Provided records:
((
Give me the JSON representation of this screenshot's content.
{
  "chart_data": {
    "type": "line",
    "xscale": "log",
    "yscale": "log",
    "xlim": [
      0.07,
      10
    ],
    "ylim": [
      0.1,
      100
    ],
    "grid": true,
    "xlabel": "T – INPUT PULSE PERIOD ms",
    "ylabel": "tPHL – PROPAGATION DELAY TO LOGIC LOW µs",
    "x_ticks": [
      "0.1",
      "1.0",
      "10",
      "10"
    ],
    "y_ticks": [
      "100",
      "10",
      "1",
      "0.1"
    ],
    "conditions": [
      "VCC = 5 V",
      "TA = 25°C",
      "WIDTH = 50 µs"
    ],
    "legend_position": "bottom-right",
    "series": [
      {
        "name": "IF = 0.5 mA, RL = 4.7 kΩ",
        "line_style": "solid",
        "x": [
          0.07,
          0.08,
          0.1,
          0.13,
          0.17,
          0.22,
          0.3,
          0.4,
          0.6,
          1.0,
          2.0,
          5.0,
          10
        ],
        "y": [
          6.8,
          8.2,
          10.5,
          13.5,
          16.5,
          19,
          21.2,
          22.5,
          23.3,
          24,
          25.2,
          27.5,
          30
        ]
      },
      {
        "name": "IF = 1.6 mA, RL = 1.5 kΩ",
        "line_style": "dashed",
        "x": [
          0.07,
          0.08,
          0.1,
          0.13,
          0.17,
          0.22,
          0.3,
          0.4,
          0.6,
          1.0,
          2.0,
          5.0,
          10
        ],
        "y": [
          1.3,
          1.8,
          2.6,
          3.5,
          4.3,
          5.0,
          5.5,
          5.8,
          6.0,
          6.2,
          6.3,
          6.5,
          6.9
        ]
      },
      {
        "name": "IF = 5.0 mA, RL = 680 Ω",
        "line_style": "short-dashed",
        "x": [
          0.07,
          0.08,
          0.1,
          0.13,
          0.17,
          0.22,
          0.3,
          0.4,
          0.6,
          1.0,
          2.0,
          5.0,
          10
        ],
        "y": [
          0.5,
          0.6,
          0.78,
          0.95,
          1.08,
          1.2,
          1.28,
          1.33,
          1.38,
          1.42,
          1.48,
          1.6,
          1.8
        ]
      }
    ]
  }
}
))
What you need to do: Select, from the listing, all lines that include the word "dashed".

The solution:
        "line_style": "dashed",
        "line_style": "short-dashed",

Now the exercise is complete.